▸ **Task requirements**: Copy the listing below in full and skip every picture.

▸ **Information supplied**:
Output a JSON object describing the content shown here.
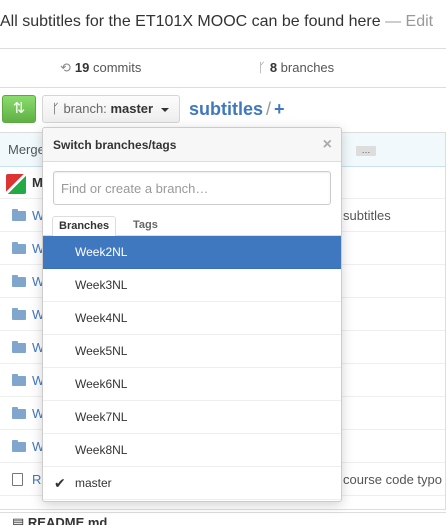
{
  "repo": {
    "description": "All subtitles for the ET101X MOOC can be found here",
    "edit_link": "— Edit",
    "commits_count": "19",
    "commits_label": "commits",
    "branches_count": "8",
    "branches_label": "branches",
    "current_branch_prefix": "branch:",
    "current_branch": "master",
    "breadcrumb_root": "subtitles",
    "breadcrumb_sep": "/",
    "breadcrumb_plus": "+"
  },
  "commit_tease": {
    "message_prefix": "Merge",
    "author_initial": "M"
  },
  "files": [
    {
      "name": "W",
      "message": "subtitles"
    },
    {
      "name": "W",
      "message": ""
    },
    {
      "name": "W",
      "message": ""
    },
    {
      "name": "W",
      "message": ""
    },
    {
      "name": "W",
      "message": ""
    },
    {
      "name": "W",
      "message": ""
    },
    {
      "name": "W",
      "message": ""
    },
    {
      "name": "W",
      "message": ""
    },
    {
      "name": "RI",
      "message": "course code typo"
    }
  ],
  "readme_heading": "README.md",
  "dropdown": {
    "title": "Switch branches/tags",
    "close": "×",
    "filter_placeholder": "Find or create a branch…",
    "tab_branches": "Branches",
    "tab_tags": "Tags",
    "items": [
      "Week2NL",
      "Week3NL",
      "Week4NL",
      "Week5NL",
      "Week6NL",
      "Week7NL",
      "Week8NL",
      "master"
    ],
    "highlighted": "Week2NL",
    "selected": "master"
  },
  "colors": {
    "accent": "#4078c0",
    "compare_green": "#60b044"
  },
  "icons": {
    "commits": "history-icon",
    "branches": "git-branch-icon",
    "compare": "compare-icon",
    "folder": "folder-icon",
    "file": "file-icon",
    "check": "check-icon"
  }
}
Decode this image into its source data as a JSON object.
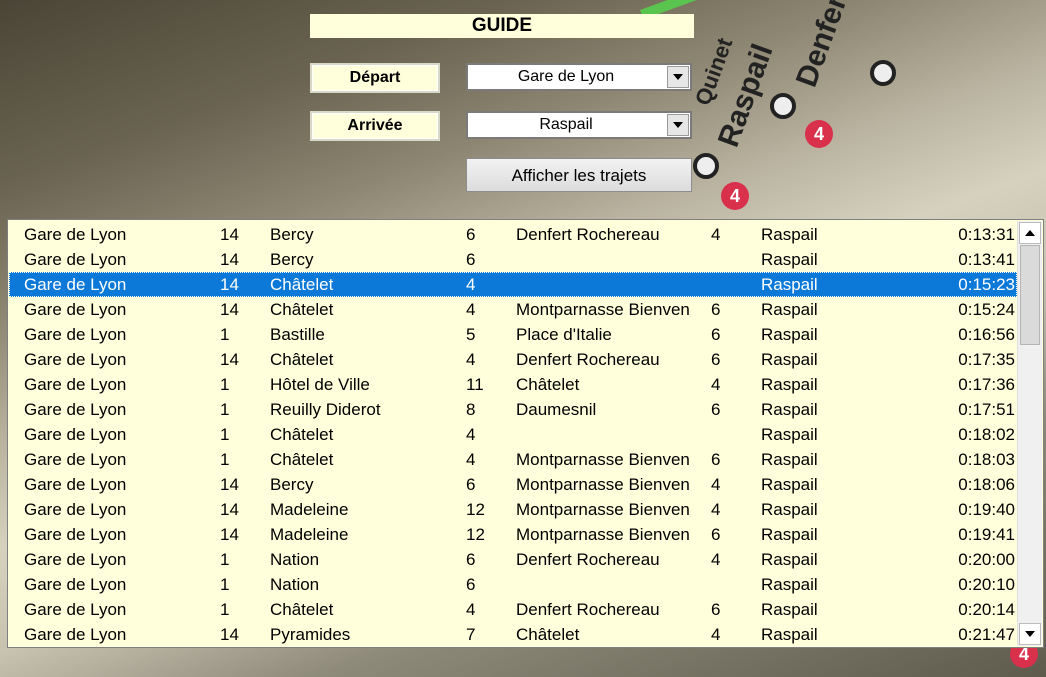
{
  "guide": {
    "title": "GUIDE"
  },
  "depart": {
    "label": "Départ",
    "selected": "Gare de Lyon"
  },
  "arrivee": {
    "label": "Arrivée",
    "selected": "Raspail"
  },
  "action": {
    "label": "Afficher les trajets"
  },
  "background_map": {
    "labels": [
      "Raspail",
      "Denfert",
      "Quinet"
    ],
    "line_badges": [
      "4",
      "4",
      "4"
    ],
    "colors": {
      "line": "#59c44e",
      "badge": "#d9304b"
    }
  },
  "colors": {
    "panel_bg": "#ffffdc",
    "selection": "#0c79d8"
  },
  "trajets": {
    "selected_index": 2,
    "rows": [
      [
        "Gare de Lyon",
        "14",
        "Bercy",
        "6",
        "Denfert Rochereau",
        "4",
        "Raspail",
        "0:13:31"
      ],
      [
        "Gare de Lyon",
        "14",
        "Bercy",
        "6",
        "",
        "",
        "Raspail",
        "0:13:41"
      ],
      [
        "Gare de Lyon",
        "14",
        "Châtelet",
        "4",
        "",
        "",
        "Raspail",
        "0:15:23"
      ],
      [
        "Gare de Lyon",
        "14",
        "Châtelet",
        "4",
        "Montparnasse Bienven",
        "6",
        "Raspail",
        "0:15:24"
      ],
      [
        "Gare de Lyon",
        "1",
        "Bastille",
        "5",
        "Place d'Italie",
        "6",
        "Raspail",
        "0:16:56"
      ],
      [
        "Gare de Lyon",
        "14",
        "Châtelet",
        "4",
        "Denfert Rochereau",
        "6",
        "Raspail",
        "0:17:35"
      ],
      [
        "Gare de Lyon",
        "1",
        "Hôtel de Ville",
        "11",
        "Châtelet",
        "4",
        "Raspail",
        "0:17:36"
      ],
      [
        "Gare de Lyon",
        "1",
        "Reuilly Diderot",
        "8",
        "Daumesnil",
        "6",
        "Raspail",
        "0:17:51"
      ],
      [
        "Gare de Lyon",
        "1",
        "Châtelet",
        "4",
        "",
        "",
        "Raspail",
        "0:18:02"
      ],
      [
        "Gare de Lyon",
        "1",
        "Châtelet",
        "4",
        "Montparnasse Bienven",
        "6",
        "Raspail",
        "0:18:03"
      ],
      [
        "Gare de Lyon",
        "14",
        "Bercy",
        "6",
        "Montparnasse Bienven",
        "4",
        "Raspail",
        "0:18:06"
      ],
      [
        "Gare de Lyon",
        "14",
        "Madeleine",
        "12",
        "Montparnasse Bienven",
        "4",
        "Raspail",
        "0:19:40"
      ],
      [
        "Gare de Lyon",
        "14",
        "Madeleine",
        "12",
        "Montparnasse Bienven",
        "6",
        "Raspail",
        "0:19:41"
      ],
      [
        "Gare de Lyon",
        "1",
        "Nation",
        "6",
        "Denfert Rochereau",
        "4",
        "Raspail",
        "0:20:00"
      ],
      [
        "Gare de Lyon",
        "1",
        "Nation",
        "6",
        "",
        "",
        "Raspail",
        "0:20:10"
      ],
      [
        "Gare de Lyon",
        "1",
        "Châtelet",
        "4",
        "Denfert Rochereau",
        "6",
        "Raspail",
        "0:20:14"
      ],
      [
        "Gare de Lyon",
        "14",
        "Pyramides",
        "7",
        "Châtelet",
        "4",
        "Raspail",
        "0:21:47"
      ]
    ]
  }
}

▸ **Full answer**:
Output a JSON object describing the content shown here.
{
  "repo": {
    "description": "All subtitles for the ET101X MOOC can be found here",
    "edit_link": "— Edit",
    "commits_count": "19",
    "commits_label": "commits",
    "branches_count": "8",
    "branches_label": "branches",
    "current_branch_prefix": "branch:",
    "current_branch": "master",
    "breadcrumb_root": "subtitles",
    "breadcrumb_sep": "/",
    "breadcrumb_plus": "+"
  },
  "commit_tease": {
    "message_prefix": "Merge",
    "author_initial": "M"
  },
  "files": [
    {
      "name": "W",
      "message": "subtitles"
    },
    {
      "name": "W",
      "message": ""
    },
    {
      "name": "W",
      "message": ""
    },
    {
      "name": "W",
      "message": ""
    },
    {
      "name": "W",
      "message": ""
    },
    {
      "name": "W",
      "message": ""
    },
    {
      "name": "W",
      "message": ""
    },
    {
      "name": "W",
      "message": ""
    },
    {
      "name": "RI",
      "message": "course code typo"
    }
  ],
  "readme_heading": "README.md",
  "dropdown": {
    "title": "Switch branches/tags",
    "close": "×",
    "filter_placeholder": "Find or create a branch…",
    "tab_branches": "Branches",
    "tab_tags": "Tags",
    "items": [
      "Week2NL",
      "Week3NL",
      "Week4NL",
      "Week5NL",
      "Week6NL",
      "Week7NL",
      "Week8NL",
      "master"
    ],
    "highlighted": "Week2NL",
    "selected": "master"
  },
  "colors": {
    "accent": "#4078c0",
    "compare_green": "#60b044"
  },
  "icons": {
    "commits": "history-icon",
    "branches": "git-branch-icon",
    "compare": "compare-icon",
    "folder": "folder-icon",
    "file": "file-icon",
    "check": "check-icon"
  }
}
Decode this image into its source data as a JSON object.
{
  "guide": {
    "title": "GUIDE"
  },
  "depart": {
    "label": "Départ",
    "selected": "Gare de Lyon"
  },
  "arrivee": {
    "label": "Arrivée",
    "selected": "Raspail"
  },
  "action": {
    "label": "Afficher les trajets"
  },
  "background_map": {
    "labels": [
      "Raspail",
      "Denfert",
      "Quinet"
    ],
    "line_badges": [
      "4",
      "4",
      "4"
    ],
    "colors": {
      "line": "#59c44e",
      "badge": "#d9304b"
    }
  },
  "colors": {
    "panel_bg": "#ffffdc",
    "selection": "#0c79d8"
  },
  "trajets": {
    "selected_index": 2,
    "rows": [
      [
        "Gare de Lyon",
        "14",
        "Bercy",
        "6",
        "Denfert Rochereau",
        "4",
        "Raspail",
        "0:13:31"
      ],
      [
        "Gare de Lyon",
        "14",
        "Bercy",
        "6",
        "",
        "",
        "Raspail",
        "0:13:41"
      ],
      [
        "Gare de Lyon",
        "14",
        "Châtelet",
        "4",
        "",
        "",
        "Raspail",
        "0:15:23"
      ],
      [
        "Gare de Lyon",
        "14",
        "Châtelet",
        "4",
        "Montparnasse Bienven",
        "6",
        "Raspail",
        "0:15:24"
      ],
      [
        "Gare de Lyon",
        "1",
        "Bastille",
        "5",
        "Place d'Italie",
        "6",
        "Raspail",
        "0:16:56"
      ],
      [
        "Gare de Lyon",
        "14",
        "Châtelet",
        "4",
        "Denfert Rochereau",
        "6",
        "Raspail",
        "0:17:35"
      ],
      [
        "Gare de Lyon",
        "1",
        "Hôtel de Ville",
        "11",
        "Châtelet",
        "4",
        "Raspail",
        "0:17:36"
      ],
      [
        "Gare de Lyon",
        "1",
        "Reuilly Diderot",
        "8",
        "Daumesnil",
        "6",
        "Raspail",
        "0:17:51"
      ],
      [
        "Gare de Lyon",
        "1",
        "Châtelet",
        "4",
        "",
        "",
        "Raspail",
        "0:18:02"
      ],
      [
        "Gare de Lyon",
        "1",
        "Châtelet",
        "4",
        "Montparnasse Bienven",
        "6",
        "Raspail",
        "0:18:03"
      ],
      [
        "Gare de Lyon",
        "14",
        "Bercy",
        "6",
        "Montparnasse Bienven",
        "4",
        "Raspail",
        "0:18:06"
      ],
      [
        "Gare de Lyon",
        "14",
        "Madeleine",
        "12",
        "Montparnasse Bienven",
        "4",
        "Raspail",
        "0:19:40"
      ],
      [
        "Gare de Lyon",
        "14",
        "Madeleine",
        "12",
        "Montparnasse Bienven",
        "6",
        "Raspail",
        "0:19:41"
      ],
      [
        "Gare de Lyon",
        "1",
        "Nation",
        "6",
        "Denfert Rochereau",
        "4",
        "Raspail",
        "0:20:00"
      ],
      [
        "Gare de Lyon",
        "1",
        "Nation",
        "6",
        "",
        "",
        "Raspail",
        "0:20:10"
      ],
      [
        "Gare de Lyon",
        "1",
        "Châtelet",
        "4",
        "Denfert Rochereau",
        "6",
        "Raspail",
        "0:20:14"
      ],
      [
        "Gare de Lyon",
        "14",
        "Pyramides",
        "7",
        "Châtelet",
        "4",
        "Raspail",
        "0:21:47"
      ]
    ]
  }
}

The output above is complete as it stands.